▶ **Requirements**
Where the string "Proof" occurs in the material below, report the whole line.

▶ **Data items**
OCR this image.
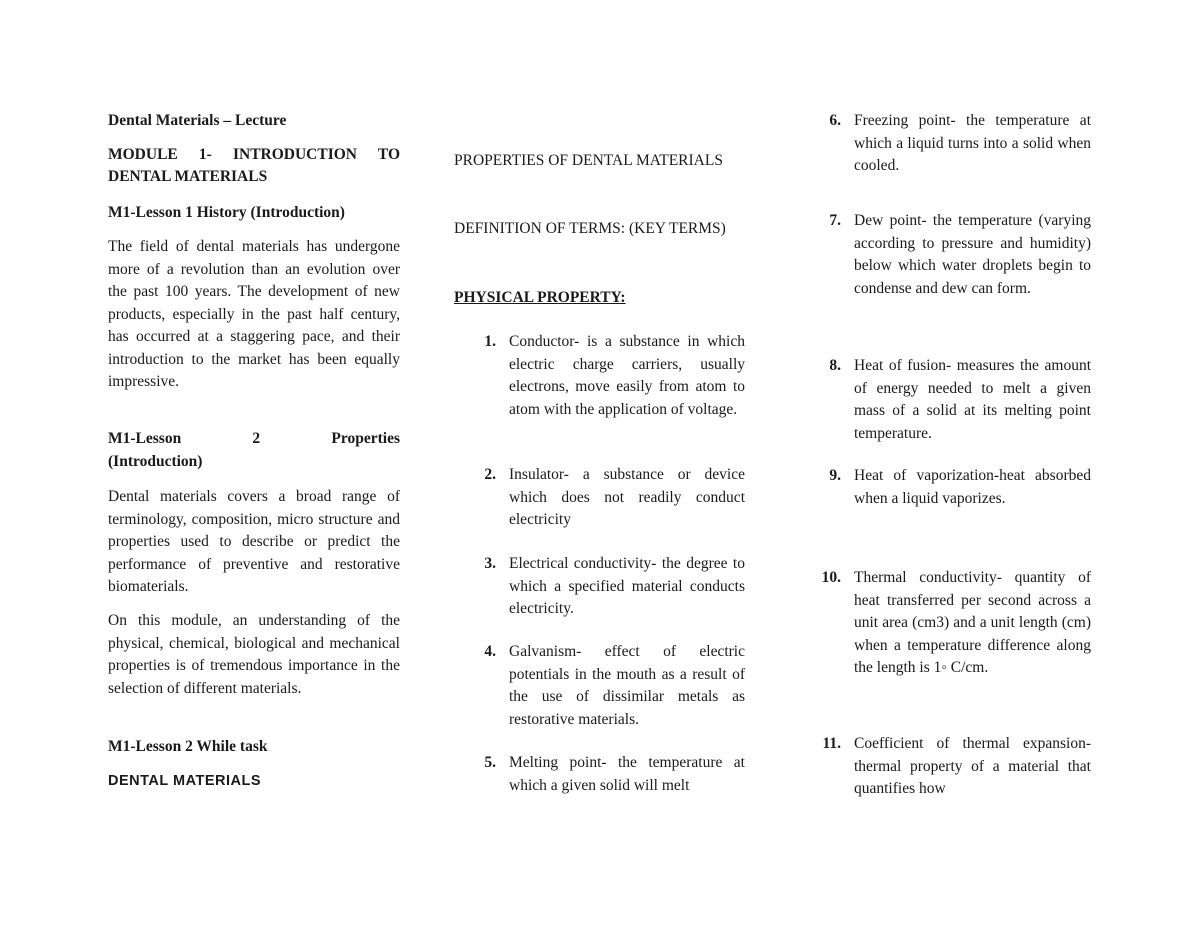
Dental Materials – Lecture
MODULE 1- INTRODUCTION TO
DENTAL MATERIALS
M1-Lesson 1 History (Introduction)
The field of dental materials has undergone more of a revolution than an evolution over the past 100 years. The development of new products, especially in the past half century, has occurred at a staggering pace, and their introduction to the market has been equally impressive.
M1-Lesson 2 Properties
(Introduction)
Dental materials covers a broad range of terminology, composition, micro structure and properties used to describe or predict the performance of preventive and restorative biomaterials.
On this module, an understanding of the physical, chemical, biological and mechanical properties is of tremendous importance in the selection of different materials.
M1-Lesson 2 While task
DENTAL MATERIALS
PROPERTIES OF DENTAL MATERIALS
DEFINITION OF TERMS: (KEY TERMS)
PHYSICAL PROPERTY:
1. Conductor- is a substance in which electric charge carriers, usually electrons, move easily from atom to atom with the application of voltage.
2. Insulator- a substance or device which does not readily conduct electricity
3. Electrical conductivity- the degree to which a specified material conducts electricity.
4. Galvanism- effect of electric potentials in the mouth as a result of the use of dissimilar metals as restorative materials.
5. Melting point- the temperature at which a given solid will melt
6. Freezing point- the temperature at which a liquid turns into a solid when cooled.
7. Dew point- the temperature (varying according to pressure and humidity) below which water droplets begin to condense and dew can form.
8. Heat of fusion- measures the amount of energy needed to melt a given mass of a solid at its melting point temperature.
9. Heat of vaporization-heat absorbed when a liquid vaporizes.
10. Thermal conductivity- quantity of heat transferred per second across a unit area (cm3) and a unit length (cm) when a temperature difference along the length is 1◦ C/cm.
11. Coefficient of thermal expansion- thermal property of a material that quantifies how
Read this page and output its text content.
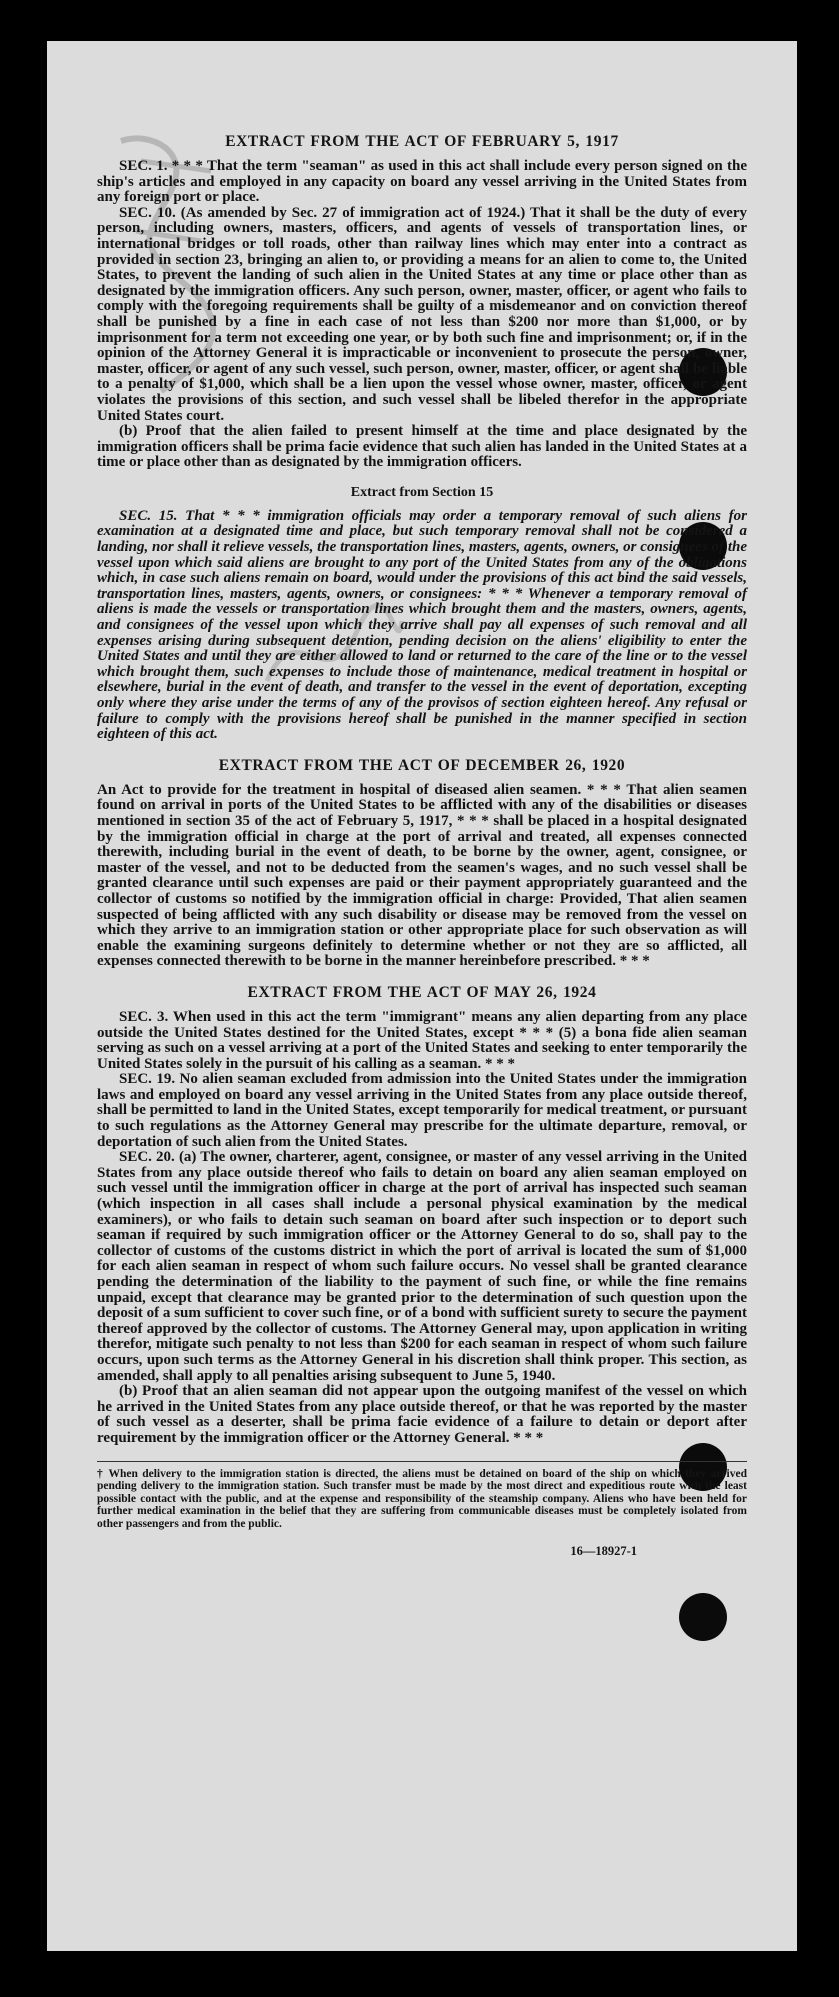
EXTRACT FROM THE ACT OF FEBRUARY 5, 1917

SEC. 1. * * * That the term "seaman" as used in this act shall include every person signed on the ship's articles and employed in any capacity on board any vessel arriving in the United States from any foreign port or place.

SEC. 10. (As amended by Sec. 27 of immigration act of 1924.) That it shall be the duty of every person, including owners, masters, officers, and agents of vessels of transportation lines, or international bridges or toll roads, other than railway lines which may enter into a contract as provided in section 23, bringing an alien to, or providing a means for an alien to come to, the United States, to prevent the landing of such alien in the United States at any time or place other than as designated by the immigration officers. Any such person, owner, master, officer, or agent who fails to comply with the foregoing requirements shall be guilty of a misdemeanor and on conviction thereof shall be punished by a fine in each case of not less than $200 nor more than $1,000, or by imprisonment for a term not exceeding one year, or by both such fine and imprisonment; or, if in the opinion of the Attorney General it is impracticable or inconvenient to prosecute the person, owner, master, officer, or agent of any such vessel, such person, owner, master, officer, or agent shall be liable to a penalty of $1,000, which shall be a lien upon the vessel whose owner, master, officer, or agent violates the provisions of this section, and such vessel shall be libeled therefor in the appropriate United States court.

(b) Proof that the alien failed to present himself at the time and place designated by the immigration officers shall be prima facie evidence that such alien has landed in the United States at a time or place other than as designated by the immigration officers.

Extract from Section 15

SEC. 15. That * * * immigration officials may order a temporary removal of such aliens for examination at a designated time and place, but such temporary removal shall not be considered a landing, nor shall it relieve vessels, the transportation lines, masters, agents, owners, or consignees of the vessel upon which said aliens are brought to any port of the United States from any of the obligations which, in case such aliens remain on board, would under the provisions of this act bind the said vessels, transportation lines, masters, agents, owners, or consignees: * * * Whenever a temporary removal of aliens is made the vessels or transportation lines which brought them and the masters, owners, agents, and consignees of the vessel upon which they arrive shall pay all expenses of such removal and all expenses arising during subsequent detention, pending decision on the aliens' eligibility to enter the United States and until they are either allowed to land or returned to the care of the line or to the vessel which brought them, such expenses to include those of maintenance, medical treatment in hospital or elsewhere, burial in the event of death, and transfer to the vessel in the event of deportation, excepting only where they arise under the terms of any of the provisos of section eighteen hereof. Any refusal or failure to comply with the provisions hereof shall be punished in the manner specified in section eighteen of this act.

EXTRACT FROM THE ACT OF DECEMBER 26, 1920

An Act to provide for the treatment in hospital of diseased alien seamen. * * * That alien seamen found on arrival in ports of the United States to be afflicted with any of the disabilities or diseases mentioned in section 35 of the act of February 5, 1917, * * * shall be placed in a hospital designated by the immigration official in charge at the port of arrival and treated, all expenses connected therewith, including burial in the event of death, to be borne by the owner, agent, consignee, or master of the vessel, and not to be deducted from the seamen's wages, and no such vessel shall be granted clearance until such expenses are paid or their payment appropriately guaranteed and the collector of customs so notified by the immigration official in charge: Provided, That alien seamen suspected of being afflicted with any such disability or disease may be removed from the vessel on which they arrive to an immigration station or other appropriate place for such observation as will enable the examining surgeons definitely to determine whether or not they are so afflicted, all expenses connected therewith to be borne in the manner hereinbefore prescribed. * * *

EXTRACT FROM THE ACT OF MAY 26, 1924

SEC. 3. When used in this act the term "immigrant" means any alien departing from any place outside the United States destined for the United States, except * * * (5) a bona fide alien seaman serving as such on a vessel arriving at a port of the United States and seeking to enter temporarily the United States solely in the pursuit of his calling as a seaman. * * *

SEC. 19. No alien seaman excluded from admission into the United States under the immigration laws and employed on board any vessel arriving in the United States from any place outside thereof, shall be permitted to land in the United States, except temporarily for medical treatment, or pursuant to such regulations as the Attorney General may prescribe for the ultimate departure, removal, or deportation of such alien from the United States.

SEC. 20. (a) The owner, charterer, agent, consignee, or master of any vessel arriving in the United States from any place outside thereof who fails to detain on board any alien seaman employed on such vessel until the immigration officer in charge at the port of arrival has inspected such seaman (which inspection in all cases shall include a personal physical examination by the medical examiners), or who fails to detain such seaman on board after such inspection or to deport such seaman if required by such immigration officer or the Attorney General to do so, shall pay to the collector of customs of the customs district in which the port of arrival is located the sum of $1,000 for each alien seaman in respect of whom such failure occurs. No vessel shall be granted clearance pending the determination of the liability to the payment of such fine, or while the fine remains unpaid, except that clearance may be granted prior to the determination of such question upon the deposit of a sum sufficient to cover such fine, or of a bond with sufficient surety to secure the payment thereof approved by the collector of customs. The Attorney General may, upon application in writing therefor, mitigate such penalty to not less than $200 for each seaman in respect of whom such failure occurs, upon such terms as the Attorney General in his discretion shall think proper. This section, as amended, shall apply to all penalties arising subsequent to June 5, 1940.

(b) Proof that an alien seaman did not appear upon the outgoing manifest of the vessel on which he arrived in the United States from any place outside thereof, or that he was reported by the master of such vessel as a deserter, shall be prima facie evidence of a failure to detain or deport after requirement by the immigration officer or the Attorney General. * * *

† When delivery to the immigration station is directed, the aliens must be detained on board of the ship on which they arrived pending delivery to the immigration station. Such transfer must be made by the most direct and expeditious route with the least possible contact with the public, and at the expense and responsibility of the steamship company. Aliens who have been held for further medical examination in the belief that they are suffering from communicable diseases must be completely isolated from other passengers and from the public.
16—18927-1
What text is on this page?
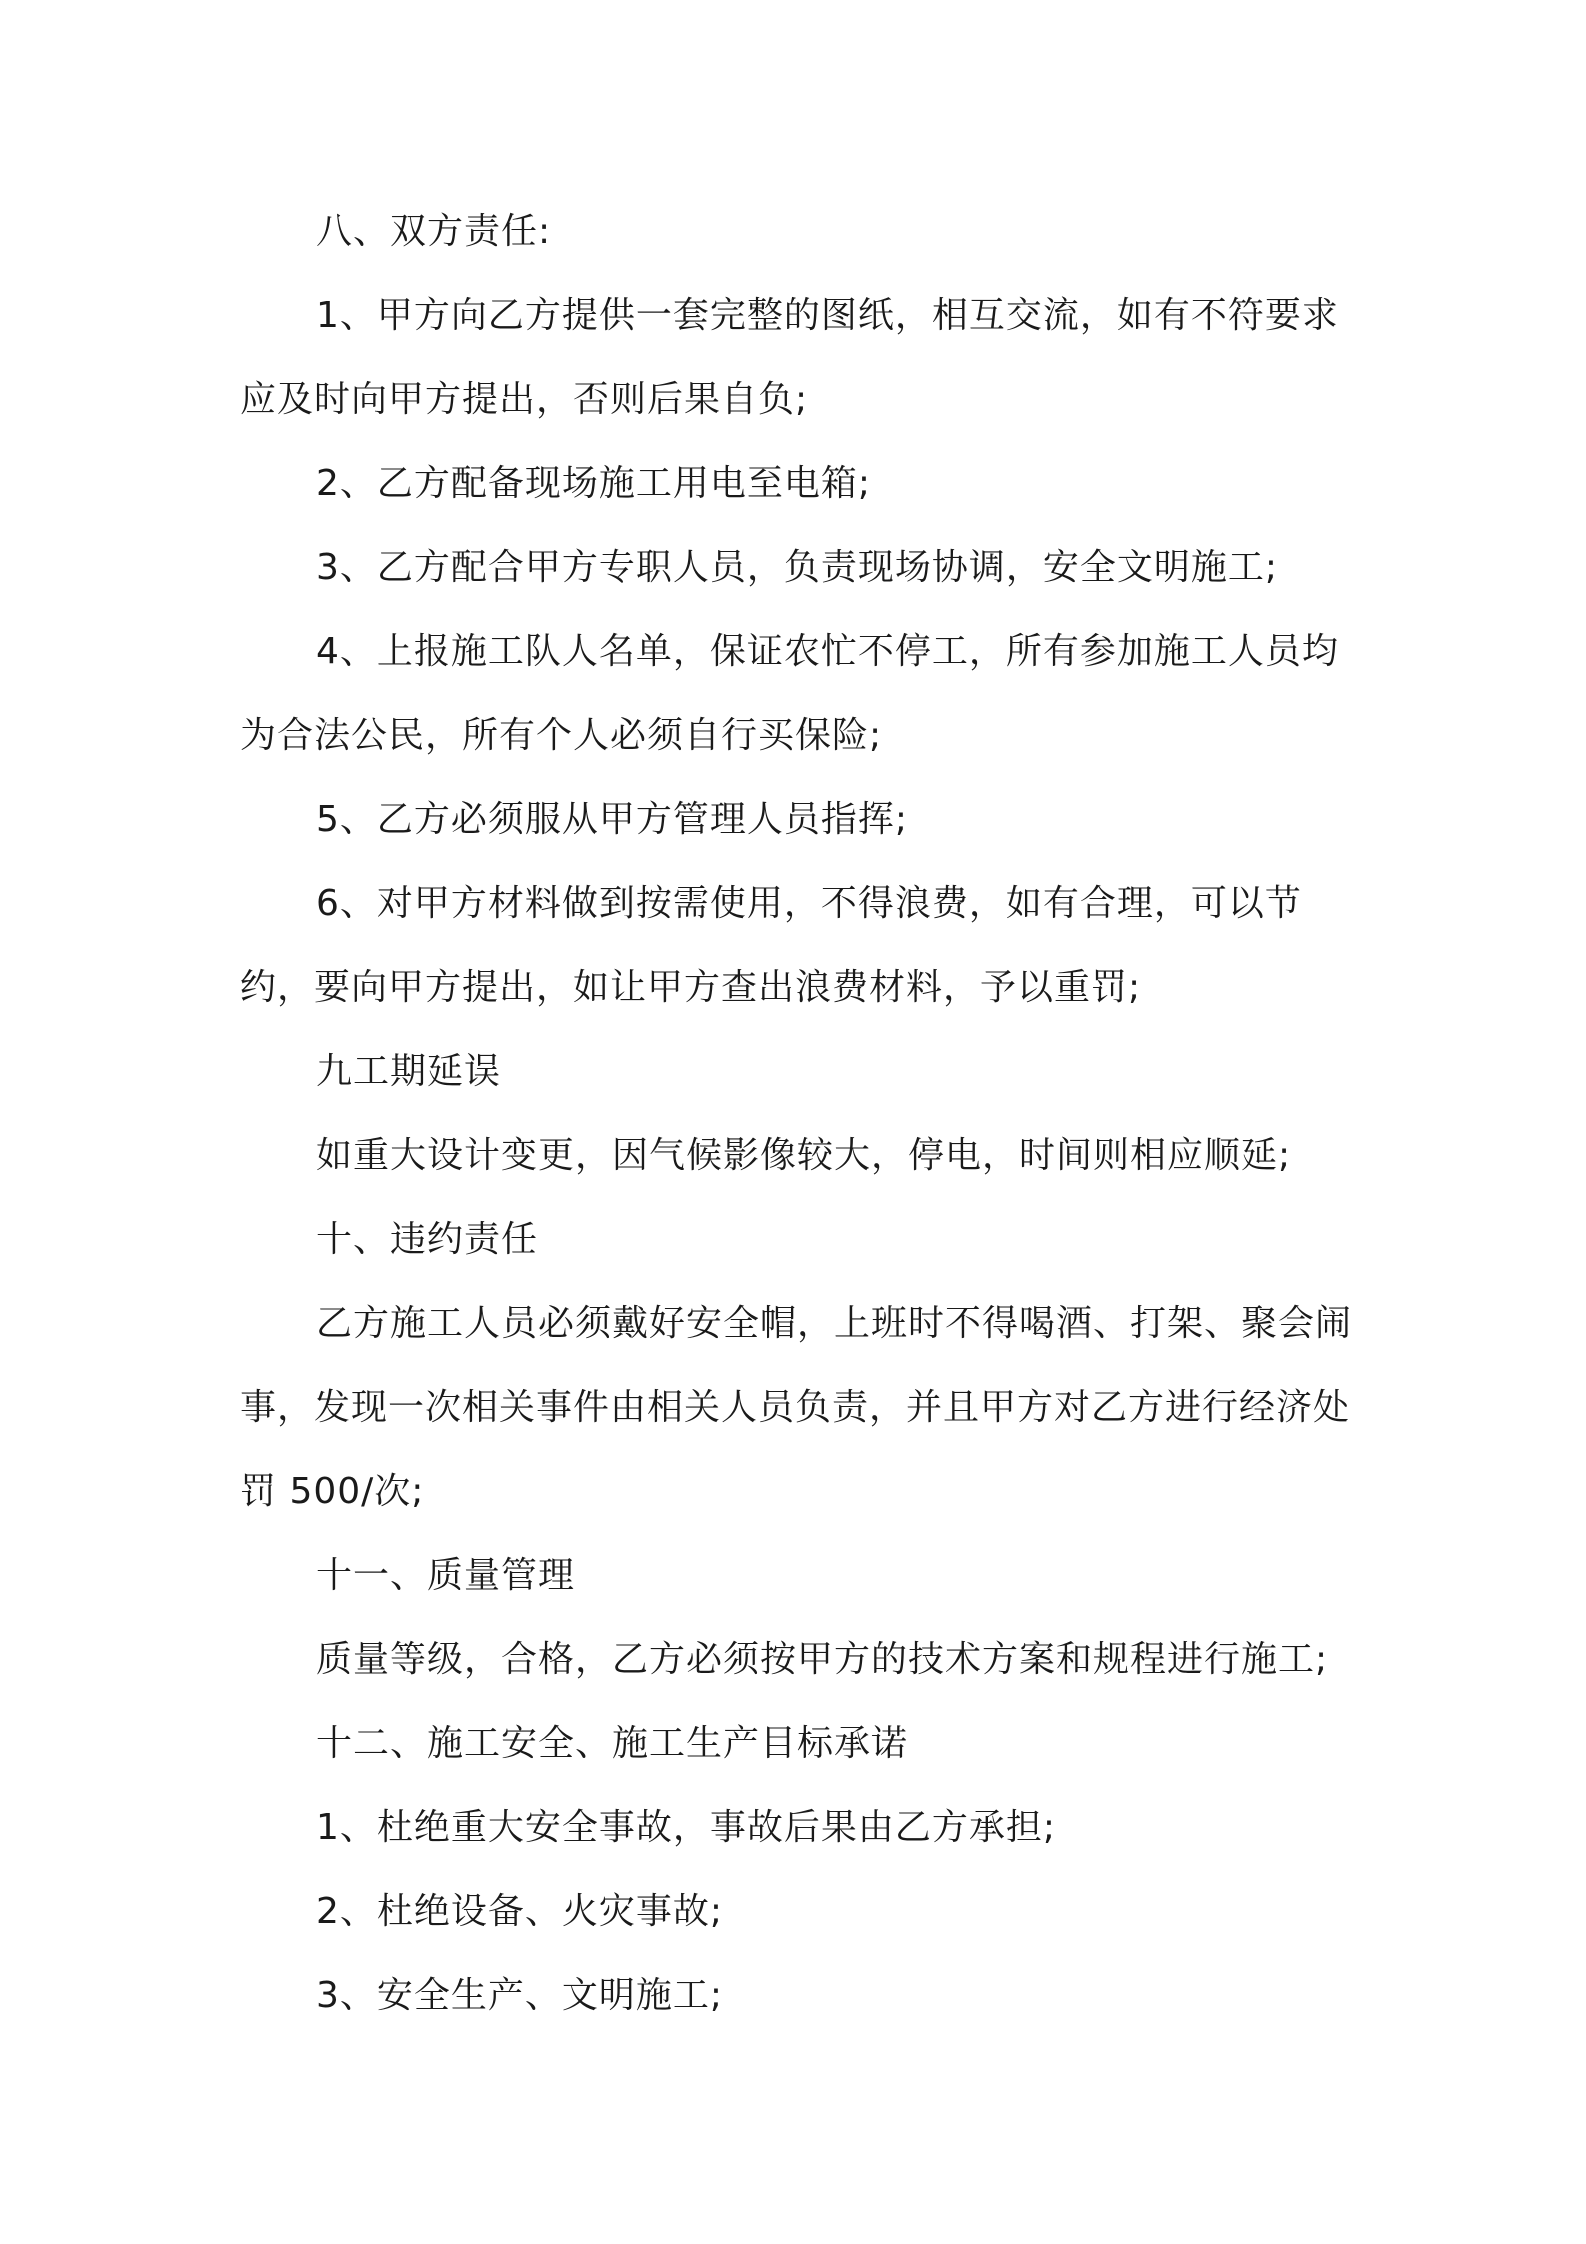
八、双方责任:

1、甲方向乙方提供一套完整的图纸，相互交流，如有不符要求应及时向甲方提出，否则后果自负;

2、乙方配备现场施工用电至电箱;

3、乙方配合甲方专职人员，负责现场协调，安全文明施工;

4、上报施工队人名单，保证农忙不停工，所有参加施工人员均为合法公民，所有个人必须自行买保险;

5、乙方必须服从甲方管理人员指挥;

6、对甲方材料做到按需使用，不得浪费，如有合理，可以节约，要向甲方提出，如让甲方查出浪费材料，予以重罚;

九工期延误

如重大设计变更，因气候影像较大，停电，时间则相应顺延;

十、违约责任

乙方施工人员必须戴好安全帽，上班时不得喝酒、打架、聚会闹事，发现一次相关事件由相关人员负责，并且甲方对乙方进行经济处罚 500/次;

十一、质量管理

质量等级，合格，乙方必须按甲方的技术方案和规程进行施工;

十二、施工安全、施工生产目标承诺

1、杜绝重大安全事故，事故后果由乙方承担;

2、杜绝设备、火灾事故;

3、安全生产、文明施工;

▶ **Correct answer**
(b) Proof that the alien failed to present himself at the time and place designated by the immigration officers shall be prima facie evidence that such alien has landed in the United States at a time or place other than as designated by the immigration officers.
(b) Proof that an alien seaman did not appear upon the outgoing manifest of the vessel on which he arrived in the United States from any place outside thereof, or that he was reported by the master of such vessel as a deserter, shall be prima facie evidence of a failure to detain or deport after requirement by the immigration officer or the Attorney General. * * *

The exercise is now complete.